## Directive
In the listing below, locate the lines that hold the string "Wastewater". Copy those lines.

## Supplied records
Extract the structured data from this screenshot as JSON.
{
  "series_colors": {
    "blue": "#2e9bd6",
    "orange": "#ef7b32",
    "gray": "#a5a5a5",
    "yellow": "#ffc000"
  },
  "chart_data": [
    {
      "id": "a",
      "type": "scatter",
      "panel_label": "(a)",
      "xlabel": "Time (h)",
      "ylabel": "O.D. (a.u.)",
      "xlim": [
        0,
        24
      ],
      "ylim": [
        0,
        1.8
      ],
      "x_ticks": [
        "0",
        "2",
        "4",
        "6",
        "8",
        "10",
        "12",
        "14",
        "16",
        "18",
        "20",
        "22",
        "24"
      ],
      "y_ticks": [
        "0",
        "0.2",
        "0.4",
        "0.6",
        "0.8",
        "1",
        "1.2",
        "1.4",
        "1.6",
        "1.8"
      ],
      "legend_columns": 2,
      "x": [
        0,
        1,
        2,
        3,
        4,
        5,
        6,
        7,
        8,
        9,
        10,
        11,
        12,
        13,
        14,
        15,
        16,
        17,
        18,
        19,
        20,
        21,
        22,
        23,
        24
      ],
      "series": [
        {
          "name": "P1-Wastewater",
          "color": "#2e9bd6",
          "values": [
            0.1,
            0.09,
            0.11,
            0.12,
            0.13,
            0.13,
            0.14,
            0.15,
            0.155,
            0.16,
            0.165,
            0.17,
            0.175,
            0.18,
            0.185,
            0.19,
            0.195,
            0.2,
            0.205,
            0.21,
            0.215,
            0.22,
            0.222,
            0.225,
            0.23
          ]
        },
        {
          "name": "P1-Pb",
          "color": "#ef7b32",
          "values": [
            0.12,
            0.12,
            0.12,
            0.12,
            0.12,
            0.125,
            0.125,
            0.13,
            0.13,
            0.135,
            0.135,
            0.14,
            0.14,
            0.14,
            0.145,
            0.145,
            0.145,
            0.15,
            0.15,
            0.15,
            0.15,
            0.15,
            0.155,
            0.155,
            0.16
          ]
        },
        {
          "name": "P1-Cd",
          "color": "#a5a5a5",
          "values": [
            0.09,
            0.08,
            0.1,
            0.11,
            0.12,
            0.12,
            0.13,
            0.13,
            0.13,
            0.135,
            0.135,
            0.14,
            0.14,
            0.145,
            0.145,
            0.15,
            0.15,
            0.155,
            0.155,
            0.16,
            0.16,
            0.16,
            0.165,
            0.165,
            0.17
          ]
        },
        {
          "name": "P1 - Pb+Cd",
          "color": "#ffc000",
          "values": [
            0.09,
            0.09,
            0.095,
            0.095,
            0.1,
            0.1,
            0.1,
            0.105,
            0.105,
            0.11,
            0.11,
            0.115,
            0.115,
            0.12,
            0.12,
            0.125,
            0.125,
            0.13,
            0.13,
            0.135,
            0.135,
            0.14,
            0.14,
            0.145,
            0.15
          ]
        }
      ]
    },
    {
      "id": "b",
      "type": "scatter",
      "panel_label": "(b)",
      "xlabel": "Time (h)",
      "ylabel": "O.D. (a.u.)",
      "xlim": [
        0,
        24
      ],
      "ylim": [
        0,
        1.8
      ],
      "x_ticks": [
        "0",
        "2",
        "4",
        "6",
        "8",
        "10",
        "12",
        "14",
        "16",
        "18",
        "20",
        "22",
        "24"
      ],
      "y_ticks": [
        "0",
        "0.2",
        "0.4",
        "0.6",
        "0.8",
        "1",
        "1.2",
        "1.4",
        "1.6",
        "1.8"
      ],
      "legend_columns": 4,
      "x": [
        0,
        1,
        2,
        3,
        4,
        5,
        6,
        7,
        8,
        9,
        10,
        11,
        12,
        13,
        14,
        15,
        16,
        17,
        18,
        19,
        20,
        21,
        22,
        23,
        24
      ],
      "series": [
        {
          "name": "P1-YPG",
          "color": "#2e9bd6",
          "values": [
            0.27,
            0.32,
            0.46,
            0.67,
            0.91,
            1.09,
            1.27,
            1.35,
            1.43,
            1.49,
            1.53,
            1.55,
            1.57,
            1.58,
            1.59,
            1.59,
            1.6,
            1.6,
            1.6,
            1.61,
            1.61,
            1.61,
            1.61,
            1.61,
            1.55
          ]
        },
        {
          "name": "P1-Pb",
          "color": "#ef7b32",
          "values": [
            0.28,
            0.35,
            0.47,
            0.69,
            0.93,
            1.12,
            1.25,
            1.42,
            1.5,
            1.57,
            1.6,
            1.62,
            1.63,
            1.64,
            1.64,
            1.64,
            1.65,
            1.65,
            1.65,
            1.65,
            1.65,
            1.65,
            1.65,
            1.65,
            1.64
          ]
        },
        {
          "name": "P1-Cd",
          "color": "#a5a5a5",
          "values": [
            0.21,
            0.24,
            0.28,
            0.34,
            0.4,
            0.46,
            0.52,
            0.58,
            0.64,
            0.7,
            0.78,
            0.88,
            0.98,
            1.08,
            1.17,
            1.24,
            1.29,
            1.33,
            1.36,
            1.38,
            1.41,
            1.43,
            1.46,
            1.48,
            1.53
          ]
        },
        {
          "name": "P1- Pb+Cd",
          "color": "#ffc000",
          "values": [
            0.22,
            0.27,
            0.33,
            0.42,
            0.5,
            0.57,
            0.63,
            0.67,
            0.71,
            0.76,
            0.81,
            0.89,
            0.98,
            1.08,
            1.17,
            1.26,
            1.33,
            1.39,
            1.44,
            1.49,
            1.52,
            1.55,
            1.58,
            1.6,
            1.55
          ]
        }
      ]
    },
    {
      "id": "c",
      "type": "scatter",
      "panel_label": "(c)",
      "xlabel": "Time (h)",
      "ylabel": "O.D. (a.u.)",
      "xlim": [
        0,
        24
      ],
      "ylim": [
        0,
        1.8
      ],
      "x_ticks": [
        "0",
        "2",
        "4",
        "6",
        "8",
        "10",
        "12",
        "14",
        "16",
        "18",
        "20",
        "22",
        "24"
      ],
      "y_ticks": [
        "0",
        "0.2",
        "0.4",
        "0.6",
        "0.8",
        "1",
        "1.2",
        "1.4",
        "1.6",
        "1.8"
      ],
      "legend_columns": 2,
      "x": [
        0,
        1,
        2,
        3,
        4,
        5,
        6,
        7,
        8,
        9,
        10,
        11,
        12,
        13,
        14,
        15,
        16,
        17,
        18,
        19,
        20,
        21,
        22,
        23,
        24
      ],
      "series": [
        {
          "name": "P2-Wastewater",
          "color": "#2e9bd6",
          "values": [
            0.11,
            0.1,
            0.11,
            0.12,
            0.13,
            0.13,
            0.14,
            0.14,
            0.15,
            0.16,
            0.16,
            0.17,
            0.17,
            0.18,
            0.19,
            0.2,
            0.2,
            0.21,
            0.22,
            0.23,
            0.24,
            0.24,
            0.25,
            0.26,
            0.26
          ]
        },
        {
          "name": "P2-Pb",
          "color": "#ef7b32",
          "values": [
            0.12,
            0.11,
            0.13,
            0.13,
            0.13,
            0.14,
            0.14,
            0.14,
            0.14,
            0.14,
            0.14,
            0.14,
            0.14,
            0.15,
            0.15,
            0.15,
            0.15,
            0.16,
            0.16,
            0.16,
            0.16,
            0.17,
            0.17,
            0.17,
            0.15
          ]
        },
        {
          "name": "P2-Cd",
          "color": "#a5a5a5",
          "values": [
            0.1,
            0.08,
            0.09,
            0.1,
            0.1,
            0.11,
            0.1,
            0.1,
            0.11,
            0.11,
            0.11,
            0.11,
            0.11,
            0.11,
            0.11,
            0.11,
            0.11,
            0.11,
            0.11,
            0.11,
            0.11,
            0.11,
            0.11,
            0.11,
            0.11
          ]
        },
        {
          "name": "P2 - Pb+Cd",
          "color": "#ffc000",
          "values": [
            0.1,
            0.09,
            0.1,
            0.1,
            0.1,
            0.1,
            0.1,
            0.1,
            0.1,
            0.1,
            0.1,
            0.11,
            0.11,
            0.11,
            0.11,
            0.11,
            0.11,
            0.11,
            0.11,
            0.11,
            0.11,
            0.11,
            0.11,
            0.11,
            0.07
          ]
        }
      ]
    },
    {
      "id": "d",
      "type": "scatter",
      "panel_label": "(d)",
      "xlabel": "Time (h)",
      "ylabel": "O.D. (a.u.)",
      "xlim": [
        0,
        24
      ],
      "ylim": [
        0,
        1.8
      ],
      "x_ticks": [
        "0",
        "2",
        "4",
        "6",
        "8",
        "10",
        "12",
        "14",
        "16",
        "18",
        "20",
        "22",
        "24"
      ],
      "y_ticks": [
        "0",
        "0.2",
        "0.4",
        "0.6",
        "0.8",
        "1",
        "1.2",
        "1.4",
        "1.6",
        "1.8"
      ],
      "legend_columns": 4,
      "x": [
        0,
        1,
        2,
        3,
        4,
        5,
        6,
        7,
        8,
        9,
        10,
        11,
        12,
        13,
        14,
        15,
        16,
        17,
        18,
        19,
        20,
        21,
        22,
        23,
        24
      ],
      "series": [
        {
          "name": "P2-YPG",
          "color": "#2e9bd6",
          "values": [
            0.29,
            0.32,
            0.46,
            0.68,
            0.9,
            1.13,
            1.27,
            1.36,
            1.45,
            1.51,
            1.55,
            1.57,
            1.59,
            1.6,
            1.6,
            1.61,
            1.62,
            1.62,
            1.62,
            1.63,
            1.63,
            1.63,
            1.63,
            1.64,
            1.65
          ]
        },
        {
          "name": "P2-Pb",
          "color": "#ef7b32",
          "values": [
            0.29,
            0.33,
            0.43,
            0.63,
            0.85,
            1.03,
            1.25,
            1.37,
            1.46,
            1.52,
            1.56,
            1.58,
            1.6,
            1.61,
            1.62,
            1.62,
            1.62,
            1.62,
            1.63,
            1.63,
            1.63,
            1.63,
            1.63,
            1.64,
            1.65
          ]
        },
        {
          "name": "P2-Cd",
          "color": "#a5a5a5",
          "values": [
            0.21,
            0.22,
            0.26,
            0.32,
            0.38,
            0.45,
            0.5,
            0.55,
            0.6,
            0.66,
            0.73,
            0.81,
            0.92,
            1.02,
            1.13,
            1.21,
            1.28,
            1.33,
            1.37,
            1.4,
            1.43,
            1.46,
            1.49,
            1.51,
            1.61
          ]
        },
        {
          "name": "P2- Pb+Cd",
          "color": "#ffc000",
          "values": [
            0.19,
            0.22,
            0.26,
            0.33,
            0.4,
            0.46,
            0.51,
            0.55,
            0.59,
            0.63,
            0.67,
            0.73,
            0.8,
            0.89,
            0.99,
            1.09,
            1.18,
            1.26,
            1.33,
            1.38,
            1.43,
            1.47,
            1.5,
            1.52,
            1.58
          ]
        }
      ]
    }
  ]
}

## Solved exercise
          "name": "P1-Wastewater",
          "name": "P2-Wastewater",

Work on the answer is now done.